→ **Task requirements**: Pick out the lines below that include the string "name".

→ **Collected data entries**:
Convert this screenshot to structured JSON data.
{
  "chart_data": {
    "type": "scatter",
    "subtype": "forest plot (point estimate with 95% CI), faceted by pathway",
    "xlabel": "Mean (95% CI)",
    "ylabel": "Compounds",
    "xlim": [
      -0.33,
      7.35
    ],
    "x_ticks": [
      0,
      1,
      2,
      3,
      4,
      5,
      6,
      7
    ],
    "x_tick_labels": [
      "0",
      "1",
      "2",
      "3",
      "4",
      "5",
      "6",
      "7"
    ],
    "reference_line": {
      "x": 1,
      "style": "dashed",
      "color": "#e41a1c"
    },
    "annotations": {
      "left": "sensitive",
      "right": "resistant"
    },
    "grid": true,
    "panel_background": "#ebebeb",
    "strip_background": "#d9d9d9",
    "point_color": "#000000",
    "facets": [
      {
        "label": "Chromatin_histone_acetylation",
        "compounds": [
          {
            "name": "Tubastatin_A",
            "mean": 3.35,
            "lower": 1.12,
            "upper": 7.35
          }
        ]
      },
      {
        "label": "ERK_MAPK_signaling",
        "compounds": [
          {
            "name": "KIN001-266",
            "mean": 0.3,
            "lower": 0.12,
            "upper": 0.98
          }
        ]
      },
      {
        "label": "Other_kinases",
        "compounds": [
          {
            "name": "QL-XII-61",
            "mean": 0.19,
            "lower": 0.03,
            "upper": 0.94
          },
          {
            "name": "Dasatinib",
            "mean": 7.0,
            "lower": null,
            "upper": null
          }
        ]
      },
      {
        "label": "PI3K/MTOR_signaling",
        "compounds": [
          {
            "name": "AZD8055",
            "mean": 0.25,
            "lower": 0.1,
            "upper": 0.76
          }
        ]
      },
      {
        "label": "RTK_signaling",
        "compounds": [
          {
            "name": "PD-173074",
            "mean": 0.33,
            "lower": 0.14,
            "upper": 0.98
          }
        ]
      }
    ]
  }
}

→ **Solution**:
            "name": "Tubastatin_A",
            "name": "KIN001-266",
            "name": "QL-XII-61",
            "name": "Dasatinib",
            "name": "AZD8055",
            "name": "PD-173074",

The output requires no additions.